**STUDY TEXT**
******
> ## Documentation Index
> Fetch the complete documentation index at: https://docs.socfortress.co/llms.txt
> Use this file to discover all available pages before exploring further.

# SentinelOne (syslog over TLS)

> Forward SentinelOne alerts/events to the SIEM using TLS (mutual auth).

## What this connector is

This connector forwards **SentinelOne** alerts and events to your SIEM using **TLS-encrypted syslog** with **mutual authentication**.

Detailed guide:

* [https://socfortress.supportbench.net/article/sentinelone-syslog-forwarder-to-siem-stack](https://socfortress.supportbench.net/article/sentinelone-syslog-forwarder-to-siem-stack)

***

## Architecture

```
SentinelOne Cloud → TLS (mutual auth) → SIEM Stack
```

***

## Setup steps (high level)

### 1) Configure Syslog integration in SentinelOne

* Log into the SentinelOne console
* Go to **Settings → Integrations**
* Select **Syslog**

Set:

* **Host:** SIEM FQDN/IP
* **Port:** typically 6514 for TLS
* Enable **Use TLS secure connection**
* Syslog format: **RFC-5424**

### 2) Upload certificates (mutual TLS)

You’ll typically upload:

* Root CA certificate
* Client certificate
* Client private key

### 3) Firewall rules

Ensure inbound rules allow SentinelOne cloud endpoints to reach your syslog listener, and that internal routing allows traffic to Graylog.

### 4) Select event types

In the integration’s Notifications tab, select which event categories to forward.

### 5) Test

Use **Test Connection** and confirm events arrive in the SIEM.

***

## Troubleshooting

* TLS handshake failures: validate PEM formats, chain, and expiry.
* Missing events: confirm event types selected + verify ingestion parsing.
* Connectivity: confirm firewall/NAT and correct port.
******
**SUPPLIED DATA**

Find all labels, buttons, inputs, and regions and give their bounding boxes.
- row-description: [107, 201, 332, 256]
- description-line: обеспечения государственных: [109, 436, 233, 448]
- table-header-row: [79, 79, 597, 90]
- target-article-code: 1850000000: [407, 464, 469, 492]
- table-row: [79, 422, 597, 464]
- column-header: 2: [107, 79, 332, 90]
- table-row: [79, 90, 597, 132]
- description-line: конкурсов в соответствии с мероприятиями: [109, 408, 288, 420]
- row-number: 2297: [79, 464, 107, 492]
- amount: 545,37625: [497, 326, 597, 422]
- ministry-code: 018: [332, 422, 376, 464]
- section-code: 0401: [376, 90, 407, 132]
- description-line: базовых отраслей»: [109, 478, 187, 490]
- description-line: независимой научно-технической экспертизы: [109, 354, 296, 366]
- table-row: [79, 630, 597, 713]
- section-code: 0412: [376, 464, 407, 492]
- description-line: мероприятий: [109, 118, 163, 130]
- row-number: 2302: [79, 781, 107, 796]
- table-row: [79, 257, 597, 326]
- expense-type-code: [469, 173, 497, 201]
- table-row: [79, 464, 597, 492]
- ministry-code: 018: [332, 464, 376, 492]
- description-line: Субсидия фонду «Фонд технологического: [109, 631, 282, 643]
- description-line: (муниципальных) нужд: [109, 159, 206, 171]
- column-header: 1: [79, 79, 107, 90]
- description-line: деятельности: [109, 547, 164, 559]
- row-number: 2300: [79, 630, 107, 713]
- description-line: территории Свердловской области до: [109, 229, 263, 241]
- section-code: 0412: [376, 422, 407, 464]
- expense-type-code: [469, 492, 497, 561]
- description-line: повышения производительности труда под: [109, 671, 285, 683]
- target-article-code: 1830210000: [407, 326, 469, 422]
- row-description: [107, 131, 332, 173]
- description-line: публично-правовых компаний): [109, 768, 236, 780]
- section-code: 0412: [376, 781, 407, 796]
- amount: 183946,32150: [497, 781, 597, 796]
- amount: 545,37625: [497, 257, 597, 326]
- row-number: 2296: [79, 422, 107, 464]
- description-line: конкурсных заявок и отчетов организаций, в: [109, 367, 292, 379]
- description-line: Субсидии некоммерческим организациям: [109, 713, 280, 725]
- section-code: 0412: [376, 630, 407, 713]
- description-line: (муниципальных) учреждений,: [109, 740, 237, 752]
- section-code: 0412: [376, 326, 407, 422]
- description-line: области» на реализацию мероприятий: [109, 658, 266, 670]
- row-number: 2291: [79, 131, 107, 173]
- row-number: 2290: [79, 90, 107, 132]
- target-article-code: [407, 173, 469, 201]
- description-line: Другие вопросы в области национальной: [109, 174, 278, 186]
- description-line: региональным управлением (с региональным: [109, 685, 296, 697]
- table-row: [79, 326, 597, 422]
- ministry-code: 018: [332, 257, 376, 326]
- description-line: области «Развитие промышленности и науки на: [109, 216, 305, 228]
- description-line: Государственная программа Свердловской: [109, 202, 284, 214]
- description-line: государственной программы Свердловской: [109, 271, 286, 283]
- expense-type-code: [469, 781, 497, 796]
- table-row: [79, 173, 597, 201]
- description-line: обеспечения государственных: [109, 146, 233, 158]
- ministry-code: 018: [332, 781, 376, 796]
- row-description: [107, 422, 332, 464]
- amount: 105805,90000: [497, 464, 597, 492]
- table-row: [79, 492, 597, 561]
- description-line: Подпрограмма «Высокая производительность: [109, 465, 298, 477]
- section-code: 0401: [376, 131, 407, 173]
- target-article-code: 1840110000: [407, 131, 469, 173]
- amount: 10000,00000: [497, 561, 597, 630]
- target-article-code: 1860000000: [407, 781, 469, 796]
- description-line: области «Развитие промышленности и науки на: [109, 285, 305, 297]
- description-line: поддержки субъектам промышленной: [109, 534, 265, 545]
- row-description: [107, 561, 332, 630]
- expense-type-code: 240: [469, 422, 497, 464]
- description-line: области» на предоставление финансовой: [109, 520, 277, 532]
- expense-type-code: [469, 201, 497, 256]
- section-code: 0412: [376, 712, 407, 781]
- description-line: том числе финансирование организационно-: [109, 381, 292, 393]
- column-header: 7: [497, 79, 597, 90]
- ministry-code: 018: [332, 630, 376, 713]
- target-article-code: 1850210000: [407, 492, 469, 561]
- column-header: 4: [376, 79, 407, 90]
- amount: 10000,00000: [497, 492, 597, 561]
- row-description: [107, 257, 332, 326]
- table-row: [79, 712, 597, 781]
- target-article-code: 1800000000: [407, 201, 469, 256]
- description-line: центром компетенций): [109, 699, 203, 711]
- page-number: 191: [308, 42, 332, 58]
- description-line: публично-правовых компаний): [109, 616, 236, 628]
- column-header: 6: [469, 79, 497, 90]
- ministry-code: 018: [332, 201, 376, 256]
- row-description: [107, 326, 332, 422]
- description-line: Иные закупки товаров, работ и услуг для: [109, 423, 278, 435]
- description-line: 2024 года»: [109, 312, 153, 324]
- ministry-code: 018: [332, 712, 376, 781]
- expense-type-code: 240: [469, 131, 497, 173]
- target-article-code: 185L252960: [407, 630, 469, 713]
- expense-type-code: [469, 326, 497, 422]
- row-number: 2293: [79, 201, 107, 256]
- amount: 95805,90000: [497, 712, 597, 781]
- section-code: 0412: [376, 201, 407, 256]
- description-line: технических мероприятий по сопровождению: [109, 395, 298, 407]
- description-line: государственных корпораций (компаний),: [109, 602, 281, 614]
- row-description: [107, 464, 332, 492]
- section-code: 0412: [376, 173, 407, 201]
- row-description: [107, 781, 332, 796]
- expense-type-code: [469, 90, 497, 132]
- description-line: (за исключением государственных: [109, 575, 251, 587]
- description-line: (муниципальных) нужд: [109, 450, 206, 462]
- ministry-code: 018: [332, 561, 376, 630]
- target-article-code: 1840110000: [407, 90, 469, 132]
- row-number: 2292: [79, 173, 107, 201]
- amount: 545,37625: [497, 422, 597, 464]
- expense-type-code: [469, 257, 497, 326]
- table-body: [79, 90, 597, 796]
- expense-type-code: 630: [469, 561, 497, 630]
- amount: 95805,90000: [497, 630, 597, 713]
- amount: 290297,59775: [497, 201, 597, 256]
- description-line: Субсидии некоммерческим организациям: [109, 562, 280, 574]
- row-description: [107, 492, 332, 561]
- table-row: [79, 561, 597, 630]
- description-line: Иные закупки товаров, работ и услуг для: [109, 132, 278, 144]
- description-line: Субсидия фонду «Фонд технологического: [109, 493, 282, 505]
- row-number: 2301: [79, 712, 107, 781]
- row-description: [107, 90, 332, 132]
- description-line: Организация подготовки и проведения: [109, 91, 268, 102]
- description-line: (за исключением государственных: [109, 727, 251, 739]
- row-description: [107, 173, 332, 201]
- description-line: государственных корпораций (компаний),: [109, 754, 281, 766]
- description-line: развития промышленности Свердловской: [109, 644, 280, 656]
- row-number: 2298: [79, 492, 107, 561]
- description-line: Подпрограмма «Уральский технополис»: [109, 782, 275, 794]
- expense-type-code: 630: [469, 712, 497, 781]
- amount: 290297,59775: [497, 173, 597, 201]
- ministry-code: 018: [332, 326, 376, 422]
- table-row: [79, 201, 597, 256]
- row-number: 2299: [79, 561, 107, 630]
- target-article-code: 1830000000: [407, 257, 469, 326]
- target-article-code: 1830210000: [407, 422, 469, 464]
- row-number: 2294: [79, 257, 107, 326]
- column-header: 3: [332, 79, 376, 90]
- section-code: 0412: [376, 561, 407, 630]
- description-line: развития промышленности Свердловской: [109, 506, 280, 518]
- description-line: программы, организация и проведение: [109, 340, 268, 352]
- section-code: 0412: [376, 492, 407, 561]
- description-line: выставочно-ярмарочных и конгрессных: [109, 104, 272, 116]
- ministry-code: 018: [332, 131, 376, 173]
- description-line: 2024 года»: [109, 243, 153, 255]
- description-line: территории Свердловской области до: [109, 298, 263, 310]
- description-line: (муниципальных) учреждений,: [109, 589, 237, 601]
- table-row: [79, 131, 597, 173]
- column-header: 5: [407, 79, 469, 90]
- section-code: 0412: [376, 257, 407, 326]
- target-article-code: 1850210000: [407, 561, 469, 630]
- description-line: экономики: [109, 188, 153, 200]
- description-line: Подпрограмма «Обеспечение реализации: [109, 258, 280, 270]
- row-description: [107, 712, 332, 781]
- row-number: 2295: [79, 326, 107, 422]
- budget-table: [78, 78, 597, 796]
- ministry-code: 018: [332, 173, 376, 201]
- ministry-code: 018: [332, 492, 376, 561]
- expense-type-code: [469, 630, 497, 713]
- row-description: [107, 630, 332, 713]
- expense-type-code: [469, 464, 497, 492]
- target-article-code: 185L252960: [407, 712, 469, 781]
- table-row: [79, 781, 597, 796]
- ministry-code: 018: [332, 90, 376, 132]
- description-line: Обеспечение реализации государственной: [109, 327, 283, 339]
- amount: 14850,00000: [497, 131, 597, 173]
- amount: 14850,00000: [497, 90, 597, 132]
******
**QUESTIONS TO ANSWER**
1. In the SentinelOne syslog guide, why must the firewall rules be set up in step 3? Reply in one to three sentences.
2. Can you summarize the SentinelOne syslog guide in exactly three sentences?
The items are separate material unrelated to the SentinelOne syslog guide.

**YOUR RESPONSES**
1. The inbound rules must let SentinelOne cloud endpoints reach the syslog listener. Internal routing must also let the traffic through to Graylog.

2. The connector forwards SentinelOne alerts and events to the SIEM using TLS-encrypted syslog with mutual authentication. Setup means configuring the Syslog integration in the SentinelOne console with the SIEM host, a TLS port, and RFC-5424 format. It also means uploading the root CA certificate, client certificate, and client private key, allowing the traffic through firewall rules, selecting event types, and testing the connection.